**Your objective**: Which lines hold the string "mockup"? Copy every one of them.

**Data excerpts**:
▶
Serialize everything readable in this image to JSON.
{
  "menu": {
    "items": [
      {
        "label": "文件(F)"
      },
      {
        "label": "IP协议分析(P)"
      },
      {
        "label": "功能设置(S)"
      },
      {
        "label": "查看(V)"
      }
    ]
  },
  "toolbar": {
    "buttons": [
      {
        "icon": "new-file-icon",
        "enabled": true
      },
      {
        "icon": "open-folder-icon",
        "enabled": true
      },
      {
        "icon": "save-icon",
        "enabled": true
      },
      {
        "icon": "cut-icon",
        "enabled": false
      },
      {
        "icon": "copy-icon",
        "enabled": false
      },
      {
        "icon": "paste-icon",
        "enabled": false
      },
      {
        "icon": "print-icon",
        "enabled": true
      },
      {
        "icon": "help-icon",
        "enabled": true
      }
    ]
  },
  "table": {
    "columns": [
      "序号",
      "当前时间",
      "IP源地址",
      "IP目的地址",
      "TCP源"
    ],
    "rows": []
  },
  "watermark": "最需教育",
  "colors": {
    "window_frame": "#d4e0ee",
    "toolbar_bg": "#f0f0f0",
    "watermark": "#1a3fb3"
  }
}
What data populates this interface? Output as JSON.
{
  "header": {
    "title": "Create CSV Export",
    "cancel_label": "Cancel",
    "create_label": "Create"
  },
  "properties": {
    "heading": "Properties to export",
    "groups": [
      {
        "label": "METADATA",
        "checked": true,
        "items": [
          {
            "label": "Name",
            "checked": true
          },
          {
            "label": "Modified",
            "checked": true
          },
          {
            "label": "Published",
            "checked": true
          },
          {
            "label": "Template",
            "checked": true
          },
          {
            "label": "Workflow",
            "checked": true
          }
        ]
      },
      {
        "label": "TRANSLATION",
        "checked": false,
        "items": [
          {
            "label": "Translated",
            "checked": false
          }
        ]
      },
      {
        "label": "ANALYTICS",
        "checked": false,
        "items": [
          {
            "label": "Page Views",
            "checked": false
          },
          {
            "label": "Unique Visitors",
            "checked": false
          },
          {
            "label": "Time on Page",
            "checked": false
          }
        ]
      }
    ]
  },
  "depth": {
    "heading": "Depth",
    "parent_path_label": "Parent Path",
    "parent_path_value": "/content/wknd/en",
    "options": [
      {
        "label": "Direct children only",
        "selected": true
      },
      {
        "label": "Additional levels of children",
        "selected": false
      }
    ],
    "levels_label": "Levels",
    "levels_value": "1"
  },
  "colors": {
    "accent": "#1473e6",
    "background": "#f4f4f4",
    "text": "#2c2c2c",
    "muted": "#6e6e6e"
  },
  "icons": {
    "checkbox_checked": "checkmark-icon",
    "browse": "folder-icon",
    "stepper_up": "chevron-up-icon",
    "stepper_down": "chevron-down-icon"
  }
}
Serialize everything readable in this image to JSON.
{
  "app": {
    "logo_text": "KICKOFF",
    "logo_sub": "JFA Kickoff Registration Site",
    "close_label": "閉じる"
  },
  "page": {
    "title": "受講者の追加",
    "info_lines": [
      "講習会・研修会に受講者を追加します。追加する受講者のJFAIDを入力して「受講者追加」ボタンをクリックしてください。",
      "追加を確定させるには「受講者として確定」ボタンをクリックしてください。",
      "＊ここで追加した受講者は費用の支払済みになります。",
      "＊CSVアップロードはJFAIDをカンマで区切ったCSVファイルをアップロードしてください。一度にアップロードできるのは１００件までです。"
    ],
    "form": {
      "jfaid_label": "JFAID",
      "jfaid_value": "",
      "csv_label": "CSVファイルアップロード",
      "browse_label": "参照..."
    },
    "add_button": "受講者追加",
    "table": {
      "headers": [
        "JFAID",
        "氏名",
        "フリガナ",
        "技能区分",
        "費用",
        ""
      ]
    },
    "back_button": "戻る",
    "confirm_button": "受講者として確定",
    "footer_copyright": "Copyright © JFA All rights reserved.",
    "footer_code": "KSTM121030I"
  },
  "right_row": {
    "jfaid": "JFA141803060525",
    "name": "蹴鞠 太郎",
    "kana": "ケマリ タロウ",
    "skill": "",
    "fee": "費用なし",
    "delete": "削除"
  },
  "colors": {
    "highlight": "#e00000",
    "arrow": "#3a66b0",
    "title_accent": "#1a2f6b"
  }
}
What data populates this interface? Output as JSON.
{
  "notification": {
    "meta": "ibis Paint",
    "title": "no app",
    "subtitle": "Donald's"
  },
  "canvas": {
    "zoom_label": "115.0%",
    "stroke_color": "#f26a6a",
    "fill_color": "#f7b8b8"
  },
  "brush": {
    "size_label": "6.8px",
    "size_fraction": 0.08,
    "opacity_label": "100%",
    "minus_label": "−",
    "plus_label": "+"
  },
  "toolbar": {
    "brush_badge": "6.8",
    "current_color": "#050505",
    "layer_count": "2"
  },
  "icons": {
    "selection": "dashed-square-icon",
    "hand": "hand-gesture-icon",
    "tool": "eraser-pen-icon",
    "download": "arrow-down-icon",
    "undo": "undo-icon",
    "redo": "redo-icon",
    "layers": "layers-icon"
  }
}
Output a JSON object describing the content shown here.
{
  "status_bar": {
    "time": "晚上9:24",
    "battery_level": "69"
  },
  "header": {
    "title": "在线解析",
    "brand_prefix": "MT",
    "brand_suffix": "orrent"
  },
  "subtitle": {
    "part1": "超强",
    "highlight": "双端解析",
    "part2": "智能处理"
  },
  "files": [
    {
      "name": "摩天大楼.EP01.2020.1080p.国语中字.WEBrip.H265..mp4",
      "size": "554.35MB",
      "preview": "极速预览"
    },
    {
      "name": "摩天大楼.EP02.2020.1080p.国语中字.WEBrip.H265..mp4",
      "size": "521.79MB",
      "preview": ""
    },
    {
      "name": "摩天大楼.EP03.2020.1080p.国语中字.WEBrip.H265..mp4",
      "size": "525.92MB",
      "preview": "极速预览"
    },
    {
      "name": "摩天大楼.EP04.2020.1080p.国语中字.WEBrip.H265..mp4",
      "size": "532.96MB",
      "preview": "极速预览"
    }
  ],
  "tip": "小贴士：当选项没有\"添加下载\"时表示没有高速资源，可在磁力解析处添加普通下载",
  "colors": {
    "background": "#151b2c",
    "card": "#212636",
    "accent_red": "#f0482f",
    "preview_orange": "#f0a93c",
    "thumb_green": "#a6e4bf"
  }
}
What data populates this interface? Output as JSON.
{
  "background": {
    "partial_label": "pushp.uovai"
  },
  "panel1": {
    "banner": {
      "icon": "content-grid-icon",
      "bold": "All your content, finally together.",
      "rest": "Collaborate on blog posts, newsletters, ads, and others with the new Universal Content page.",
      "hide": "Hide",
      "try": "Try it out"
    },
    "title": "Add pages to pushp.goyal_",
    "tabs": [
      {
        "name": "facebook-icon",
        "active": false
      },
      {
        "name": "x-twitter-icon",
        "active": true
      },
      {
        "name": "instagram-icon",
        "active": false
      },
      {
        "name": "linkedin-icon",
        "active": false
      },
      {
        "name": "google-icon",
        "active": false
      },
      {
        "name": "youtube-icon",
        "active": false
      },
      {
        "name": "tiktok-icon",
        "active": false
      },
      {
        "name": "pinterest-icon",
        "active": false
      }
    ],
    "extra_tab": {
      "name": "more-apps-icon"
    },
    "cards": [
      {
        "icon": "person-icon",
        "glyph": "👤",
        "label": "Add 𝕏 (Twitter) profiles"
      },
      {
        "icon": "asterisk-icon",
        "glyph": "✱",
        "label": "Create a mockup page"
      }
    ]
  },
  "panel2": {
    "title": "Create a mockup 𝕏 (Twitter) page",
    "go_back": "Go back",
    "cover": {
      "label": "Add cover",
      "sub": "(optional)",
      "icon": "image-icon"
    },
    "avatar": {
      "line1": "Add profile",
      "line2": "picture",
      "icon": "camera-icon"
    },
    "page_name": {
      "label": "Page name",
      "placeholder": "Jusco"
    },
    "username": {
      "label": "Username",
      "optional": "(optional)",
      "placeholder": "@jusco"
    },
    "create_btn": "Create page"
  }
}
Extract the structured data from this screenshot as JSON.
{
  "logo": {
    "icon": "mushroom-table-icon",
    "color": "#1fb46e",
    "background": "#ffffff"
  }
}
◀
**Answer**:
        "label": "Create a mockup page"
    "title": "Create a mockup 𝕏 (Twitter) page",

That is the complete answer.